▸ RECORD LIST
========

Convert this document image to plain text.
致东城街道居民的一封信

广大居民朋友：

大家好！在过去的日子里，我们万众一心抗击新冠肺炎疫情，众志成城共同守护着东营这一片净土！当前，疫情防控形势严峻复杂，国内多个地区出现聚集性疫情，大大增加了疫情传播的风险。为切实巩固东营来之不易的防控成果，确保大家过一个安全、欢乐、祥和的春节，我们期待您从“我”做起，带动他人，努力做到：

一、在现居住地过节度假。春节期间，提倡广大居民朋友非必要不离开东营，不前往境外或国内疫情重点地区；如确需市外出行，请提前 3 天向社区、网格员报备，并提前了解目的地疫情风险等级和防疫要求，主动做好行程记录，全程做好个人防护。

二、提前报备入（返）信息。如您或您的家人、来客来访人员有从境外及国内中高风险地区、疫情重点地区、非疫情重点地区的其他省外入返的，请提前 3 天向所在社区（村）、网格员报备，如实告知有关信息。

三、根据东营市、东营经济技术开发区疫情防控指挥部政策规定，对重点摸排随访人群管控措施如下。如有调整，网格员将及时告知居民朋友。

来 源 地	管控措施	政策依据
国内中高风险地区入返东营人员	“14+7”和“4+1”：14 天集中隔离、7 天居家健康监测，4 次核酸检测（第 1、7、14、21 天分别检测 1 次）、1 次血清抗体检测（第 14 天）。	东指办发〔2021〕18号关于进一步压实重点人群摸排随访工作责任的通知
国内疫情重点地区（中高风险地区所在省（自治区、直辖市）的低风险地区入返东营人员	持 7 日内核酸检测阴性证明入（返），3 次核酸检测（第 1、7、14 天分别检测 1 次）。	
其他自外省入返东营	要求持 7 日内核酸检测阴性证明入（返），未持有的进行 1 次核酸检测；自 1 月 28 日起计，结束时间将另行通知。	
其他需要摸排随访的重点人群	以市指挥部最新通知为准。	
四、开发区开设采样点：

========

▸ EXERCISE BRIEF
Extract each line of the material exactly as it stands.

▸ SOLUTION TO THIS EXERCISE
Convert this document image to plain text.
致东城街道居民的一封信

广大居民朋友：

大家好！在过去的日子里，我们万众一心抗击新冠肺炎疫情，众志成城共同守护着东营这一片净土！当前，疫情防控形势严峻复杂，国内多个地区出现聚集性疫情，大大增加了疫情传播的风险。为切实巩固东营来之不易的防控成果，确保大家过一个安全、欢乐、祥和的春节，我们期待您从“我”做起，带动他人，努力做到：

一、在现居住地过节度假。春节期间，提倡广大居民朋友非必要不离开东营，不前往境外或国内疫情重点地区；如确需市外出行，请提前 3 天向社区、网格员报备，并提前了解目的地疫情风险等级和防疫要求，主动做好行程记录，全程做好个人防护。

二、提前报备入（返）信息。如您或您的家人、来客来访人员有从境外及国内中高风险地区、疫情重点地区、非疫情重点地区的其他省外入返的，请提前 3 天向所在社区（村）、网格员报备，如实告知有关信息。

三、根据东营市、东营经济技术开发区疫情防控指挥部政策规定，对重点摸排随访人群管控措施如下。如有调整，网格员将及时告知居民朋友。

来 源 地	管控措施	政策依据
国内中高风险地区入返东营人员	“14+7”和“4+1”：14 天集中隔离、7 天居家健康监测，4 次核酸检测（第 1、7、14、21 天分别检测 1 次）、1 次血清抗体检测（第 14 天）。	东指办发〔2021〕18号关于进一步压实重点人群摸排随访工作责任的通知
国内疫情重点地区（中高风险地区所在省（自治区、直辖市）的低风险地区入返东营人员	持 7 日内核酸检测阴性证明入（返），3 次核酸检测（第 1、7、14 天分别检测 1 次）。	
其他自外省入返东营	要求持 7 日内核酸检测阴性证明入（返），未持有的进行 1 次核酸检测；自 1 月 28 日起计，结束时间将另行通知。	
其他需要摸排随访的重点人群	以市指挥部最新通知为准。	
四、开发区开设采样点：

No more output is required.